------ PROVIDED MATERIAL

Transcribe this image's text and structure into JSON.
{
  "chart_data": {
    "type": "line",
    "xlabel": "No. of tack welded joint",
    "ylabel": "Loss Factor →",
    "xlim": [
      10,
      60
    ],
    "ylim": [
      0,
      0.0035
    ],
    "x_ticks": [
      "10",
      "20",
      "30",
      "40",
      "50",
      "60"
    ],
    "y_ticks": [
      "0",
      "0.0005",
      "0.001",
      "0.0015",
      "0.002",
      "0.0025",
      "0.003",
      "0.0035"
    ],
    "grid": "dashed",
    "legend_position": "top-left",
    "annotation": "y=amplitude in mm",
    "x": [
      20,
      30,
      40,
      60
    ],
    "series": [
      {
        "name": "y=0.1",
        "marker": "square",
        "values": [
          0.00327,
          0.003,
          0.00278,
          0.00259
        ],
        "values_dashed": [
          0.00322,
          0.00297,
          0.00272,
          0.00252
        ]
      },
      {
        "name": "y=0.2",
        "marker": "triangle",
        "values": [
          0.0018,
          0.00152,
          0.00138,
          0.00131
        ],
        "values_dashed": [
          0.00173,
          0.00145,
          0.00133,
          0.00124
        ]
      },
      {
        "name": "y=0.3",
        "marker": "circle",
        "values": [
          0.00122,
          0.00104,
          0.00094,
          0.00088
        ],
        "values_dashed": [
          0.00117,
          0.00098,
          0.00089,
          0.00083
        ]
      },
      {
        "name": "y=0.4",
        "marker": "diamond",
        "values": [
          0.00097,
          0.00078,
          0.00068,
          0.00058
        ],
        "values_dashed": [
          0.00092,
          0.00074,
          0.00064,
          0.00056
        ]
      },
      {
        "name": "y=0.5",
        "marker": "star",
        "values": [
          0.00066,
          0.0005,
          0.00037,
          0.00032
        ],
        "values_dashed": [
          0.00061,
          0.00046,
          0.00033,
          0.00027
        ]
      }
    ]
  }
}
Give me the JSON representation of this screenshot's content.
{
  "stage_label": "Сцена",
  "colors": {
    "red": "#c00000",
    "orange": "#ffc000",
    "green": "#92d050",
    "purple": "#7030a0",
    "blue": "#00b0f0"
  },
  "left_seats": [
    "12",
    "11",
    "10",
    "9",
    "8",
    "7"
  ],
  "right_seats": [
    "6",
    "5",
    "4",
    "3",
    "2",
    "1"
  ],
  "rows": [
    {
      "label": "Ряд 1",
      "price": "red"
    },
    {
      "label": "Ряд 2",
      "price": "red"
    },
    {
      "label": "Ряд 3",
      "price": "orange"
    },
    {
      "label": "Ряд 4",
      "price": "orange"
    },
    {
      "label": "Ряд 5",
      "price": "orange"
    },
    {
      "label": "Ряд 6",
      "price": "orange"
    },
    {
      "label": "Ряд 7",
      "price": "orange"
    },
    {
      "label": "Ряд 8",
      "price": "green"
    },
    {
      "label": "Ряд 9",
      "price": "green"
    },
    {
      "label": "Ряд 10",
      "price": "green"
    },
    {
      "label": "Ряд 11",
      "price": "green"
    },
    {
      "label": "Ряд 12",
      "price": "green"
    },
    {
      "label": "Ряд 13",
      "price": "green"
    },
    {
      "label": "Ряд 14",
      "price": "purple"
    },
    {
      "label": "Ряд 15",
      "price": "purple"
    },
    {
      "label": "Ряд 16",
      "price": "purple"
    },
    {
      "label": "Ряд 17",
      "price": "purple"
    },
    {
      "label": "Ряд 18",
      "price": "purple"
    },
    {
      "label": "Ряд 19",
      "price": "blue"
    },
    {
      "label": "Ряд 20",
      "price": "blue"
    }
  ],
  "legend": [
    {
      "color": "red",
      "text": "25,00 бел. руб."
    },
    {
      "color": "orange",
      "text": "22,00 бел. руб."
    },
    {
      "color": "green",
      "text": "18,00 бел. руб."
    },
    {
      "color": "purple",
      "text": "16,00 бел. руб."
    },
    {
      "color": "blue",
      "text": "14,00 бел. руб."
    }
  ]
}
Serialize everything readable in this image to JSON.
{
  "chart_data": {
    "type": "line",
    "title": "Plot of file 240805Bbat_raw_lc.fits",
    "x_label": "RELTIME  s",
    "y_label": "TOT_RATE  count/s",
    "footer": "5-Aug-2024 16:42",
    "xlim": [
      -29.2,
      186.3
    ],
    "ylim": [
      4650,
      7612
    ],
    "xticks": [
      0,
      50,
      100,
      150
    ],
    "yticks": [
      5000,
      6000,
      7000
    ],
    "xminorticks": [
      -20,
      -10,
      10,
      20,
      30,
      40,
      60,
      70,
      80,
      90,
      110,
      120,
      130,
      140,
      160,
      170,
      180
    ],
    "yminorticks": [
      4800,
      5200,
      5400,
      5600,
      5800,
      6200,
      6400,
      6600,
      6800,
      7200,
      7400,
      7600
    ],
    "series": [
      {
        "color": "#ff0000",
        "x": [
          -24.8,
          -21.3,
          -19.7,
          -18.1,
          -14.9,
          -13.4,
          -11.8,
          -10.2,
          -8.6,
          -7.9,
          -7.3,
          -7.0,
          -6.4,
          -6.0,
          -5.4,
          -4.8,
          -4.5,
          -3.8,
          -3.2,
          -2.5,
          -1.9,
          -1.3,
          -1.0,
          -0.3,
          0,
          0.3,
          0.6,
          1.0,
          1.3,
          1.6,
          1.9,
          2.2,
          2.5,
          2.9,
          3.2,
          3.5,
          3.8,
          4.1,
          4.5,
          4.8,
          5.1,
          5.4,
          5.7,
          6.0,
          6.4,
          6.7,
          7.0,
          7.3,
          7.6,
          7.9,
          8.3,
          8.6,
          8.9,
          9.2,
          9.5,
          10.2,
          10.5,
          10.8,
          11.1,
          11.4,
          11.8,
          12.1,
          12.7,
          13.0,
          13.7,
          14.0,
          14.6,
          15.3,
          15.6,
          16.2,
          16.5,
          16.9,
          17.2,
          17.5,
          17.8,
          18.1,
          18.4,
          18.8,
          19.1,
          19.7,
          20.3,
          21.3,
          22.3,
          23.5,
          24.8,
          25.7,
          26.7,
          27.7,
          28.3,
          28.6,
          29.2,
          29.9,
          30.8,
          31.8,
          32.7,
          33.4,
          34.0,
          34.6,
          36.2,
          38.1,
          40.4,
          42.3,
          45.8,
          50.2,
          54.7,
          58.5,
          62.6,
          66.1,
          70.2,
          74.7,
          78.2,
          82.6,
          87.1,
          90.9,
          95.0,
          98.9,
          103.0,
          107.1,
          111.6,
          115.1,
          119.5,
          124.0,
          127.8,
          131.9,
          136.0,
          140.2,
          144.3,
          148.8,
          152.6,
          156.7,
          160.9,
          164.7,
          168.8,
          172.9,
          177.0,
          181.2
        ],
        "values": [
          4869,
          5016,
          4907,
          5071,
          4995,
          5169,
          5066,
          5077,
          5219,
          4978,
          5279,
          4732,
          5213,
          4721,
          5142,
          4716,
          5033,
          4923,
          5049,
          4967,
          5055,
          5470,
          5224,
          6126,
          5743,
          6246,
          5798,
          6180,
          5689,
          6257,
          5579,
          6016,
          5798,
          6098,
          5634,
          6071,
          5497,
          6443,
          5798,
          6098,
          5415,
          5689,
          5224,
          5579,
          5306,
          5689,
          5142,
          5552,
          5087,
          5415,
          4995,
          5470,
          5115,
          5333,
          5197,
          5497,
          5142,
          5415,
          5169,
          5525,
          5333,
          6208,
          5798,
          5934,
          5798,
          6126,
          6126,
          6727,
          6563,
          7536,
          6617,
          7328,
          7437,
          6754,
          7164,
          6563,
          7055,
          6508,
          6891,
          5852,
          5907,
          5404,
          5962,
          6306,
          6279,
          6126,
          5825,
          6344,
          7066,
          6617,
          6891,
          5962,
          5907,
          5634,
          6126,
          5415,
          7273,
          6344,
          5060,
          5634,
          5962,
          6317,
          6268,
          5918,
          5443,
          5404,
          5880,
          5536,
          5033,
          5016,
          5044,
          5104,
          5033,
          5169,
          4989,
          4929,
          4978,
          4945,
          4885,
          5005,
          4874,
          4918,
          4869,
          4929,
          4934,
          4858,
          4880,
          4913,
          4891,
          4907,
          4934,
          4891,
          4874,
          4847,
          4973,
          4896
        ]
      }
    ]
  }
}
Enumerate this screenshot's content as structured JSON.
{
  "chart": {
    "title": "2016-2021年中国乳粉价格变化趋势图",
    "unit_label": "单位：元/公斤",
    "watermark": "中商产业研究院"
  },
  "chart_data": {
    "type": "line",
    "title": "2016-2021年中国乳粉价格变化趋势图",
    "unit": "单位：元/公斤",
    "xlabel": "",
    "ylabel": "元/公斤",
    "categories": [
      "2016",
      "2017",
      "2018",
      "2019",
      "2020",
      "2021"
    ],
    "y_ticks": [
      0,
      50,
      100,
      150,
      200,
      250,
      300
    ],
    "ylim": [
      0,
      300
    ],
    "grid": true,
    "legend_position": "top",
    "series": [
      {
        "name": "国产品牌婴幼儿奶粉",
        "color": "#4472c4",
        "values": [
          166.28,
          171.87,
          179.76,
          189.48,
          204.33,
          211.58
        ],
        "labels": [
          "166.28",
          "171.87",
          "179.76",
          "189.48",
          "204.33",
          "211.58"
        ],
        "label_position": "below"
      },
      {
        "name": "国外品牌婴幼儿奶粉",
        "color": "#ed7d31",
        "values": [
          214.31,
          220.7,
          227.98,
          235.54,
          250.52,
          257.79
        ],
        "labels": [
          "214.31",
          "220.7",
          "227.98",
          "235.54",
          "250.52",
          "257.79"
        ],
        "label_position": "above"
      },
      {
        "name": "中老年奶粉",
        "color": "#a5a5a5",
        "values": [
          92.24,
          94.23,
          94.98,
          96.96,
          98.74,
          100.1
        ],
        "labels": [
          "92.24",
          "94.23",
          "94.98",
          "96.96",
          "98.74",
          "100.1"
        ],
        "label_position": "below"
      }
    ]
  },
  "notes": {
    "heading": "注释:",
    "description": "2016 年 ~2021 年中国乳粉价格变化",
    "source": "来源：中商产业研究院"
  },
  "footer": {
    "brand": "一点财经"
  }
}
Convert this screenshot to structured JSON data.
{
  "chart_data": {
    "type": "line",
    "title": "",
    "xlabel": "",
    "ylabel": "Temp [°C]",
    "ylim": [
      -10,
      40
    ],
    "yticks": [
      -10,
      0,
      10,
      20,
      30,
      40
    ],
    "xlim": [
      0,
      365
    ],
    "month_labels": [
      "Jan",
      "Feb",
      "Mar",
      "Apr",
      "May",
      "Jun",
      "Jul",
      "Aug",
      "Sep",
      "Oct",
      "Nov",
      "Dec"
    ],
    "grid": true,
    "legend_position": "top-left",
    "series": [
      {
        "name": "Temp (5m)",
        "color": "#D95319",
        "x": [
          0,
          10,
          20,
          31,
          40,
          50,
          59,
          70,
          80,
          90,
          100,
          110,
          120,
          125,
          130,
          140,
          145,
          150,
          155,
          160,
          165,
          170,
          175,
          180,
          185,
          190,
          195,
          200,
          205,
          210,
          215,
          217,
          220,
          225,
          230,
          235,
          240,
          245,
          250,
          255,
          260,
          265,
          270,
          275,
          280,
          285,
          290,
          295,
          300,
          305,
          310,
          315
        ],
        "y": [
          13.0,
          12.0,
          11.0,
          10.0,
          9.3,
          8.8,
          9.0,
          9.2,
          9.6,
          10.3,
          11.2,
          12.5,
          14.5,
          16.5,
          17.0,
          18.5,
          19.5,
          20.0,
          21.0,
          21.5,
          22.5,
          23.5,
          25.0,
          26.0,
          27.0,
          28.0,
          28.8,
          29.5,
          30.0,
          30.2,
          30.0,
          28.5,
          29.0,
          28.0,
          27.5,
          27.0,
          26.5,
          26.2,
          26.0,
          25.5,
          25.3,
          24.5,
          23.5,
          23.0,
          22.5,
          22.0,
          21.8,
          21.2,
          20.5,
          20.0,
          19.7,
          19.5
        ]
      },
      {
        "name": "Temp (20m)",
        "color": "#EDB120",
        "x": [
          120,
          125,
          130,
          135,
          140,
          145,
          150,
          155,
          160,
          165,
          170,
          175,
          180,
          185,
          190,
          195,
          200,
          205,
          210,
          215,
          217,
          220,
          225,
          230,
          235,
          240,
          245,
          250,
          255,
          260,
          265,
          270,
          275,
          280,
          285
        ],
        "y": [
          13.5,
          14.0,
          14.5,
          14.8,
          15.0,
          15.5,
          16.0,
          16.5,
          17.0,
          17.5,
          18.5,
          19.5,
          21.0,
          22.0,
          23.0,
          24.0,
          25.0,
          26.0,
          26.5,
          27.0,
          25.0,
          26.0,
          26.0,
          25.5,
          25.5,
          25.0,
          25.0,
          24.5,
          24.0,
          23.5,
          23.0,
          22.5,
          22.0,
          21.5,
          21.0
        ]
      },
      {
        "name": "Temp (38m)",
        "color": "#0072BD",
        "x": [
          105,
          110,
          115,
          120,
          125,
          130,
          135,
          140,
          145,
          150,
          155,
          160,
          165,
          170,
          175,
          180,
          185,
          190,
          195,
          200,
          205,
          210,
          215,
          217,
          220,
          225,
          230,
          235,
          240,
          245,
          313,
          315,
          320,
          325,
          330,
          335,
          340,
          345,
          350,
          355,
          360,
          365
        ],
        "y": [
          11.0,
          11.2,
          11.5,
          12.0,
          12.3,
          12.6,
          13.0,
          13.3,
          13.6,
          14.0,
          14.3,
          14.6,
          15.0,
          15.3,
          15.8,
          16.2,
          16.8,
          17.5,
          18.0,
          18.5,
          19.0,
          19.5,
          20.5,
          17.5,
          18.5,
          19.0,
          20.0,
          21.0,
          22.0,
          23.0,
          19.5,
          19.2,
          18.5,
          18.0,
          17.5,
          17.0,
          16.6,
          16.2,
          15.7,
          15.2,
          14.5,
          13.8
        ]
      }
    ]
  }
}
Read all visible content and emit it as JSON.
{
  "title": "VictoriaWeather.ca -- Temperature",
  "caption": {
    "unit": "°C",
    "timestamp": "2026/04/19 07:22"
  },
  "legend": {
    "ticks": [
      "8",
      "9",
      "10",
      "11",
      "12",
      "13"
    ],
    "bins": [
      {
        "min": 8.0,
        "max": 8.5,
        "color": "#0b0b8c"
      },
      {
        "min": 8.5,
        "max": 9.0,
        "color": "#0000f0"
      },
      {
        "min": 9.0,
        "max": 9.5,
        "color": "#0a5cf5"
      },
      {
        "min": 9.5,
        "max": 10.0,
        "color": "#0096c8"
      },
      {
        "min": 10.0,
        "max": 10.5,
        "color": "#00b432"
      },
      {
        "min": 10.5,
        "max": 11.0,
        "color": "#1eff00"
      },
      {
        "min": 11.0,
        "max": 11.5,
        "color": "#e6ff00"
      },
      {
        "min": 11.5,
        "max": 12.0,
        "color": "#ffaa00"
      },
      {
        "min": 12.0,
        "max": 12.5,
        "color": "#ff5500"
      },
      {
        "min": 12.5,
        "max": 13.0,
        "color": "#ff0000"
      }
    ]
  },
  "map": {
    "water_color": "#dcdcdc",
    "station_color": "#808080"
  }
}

------------

### STATED GOAL
Give the number of lines that hold the word "screenshot" in these records, with nothing added.

### EXERCISE RESPONSE
3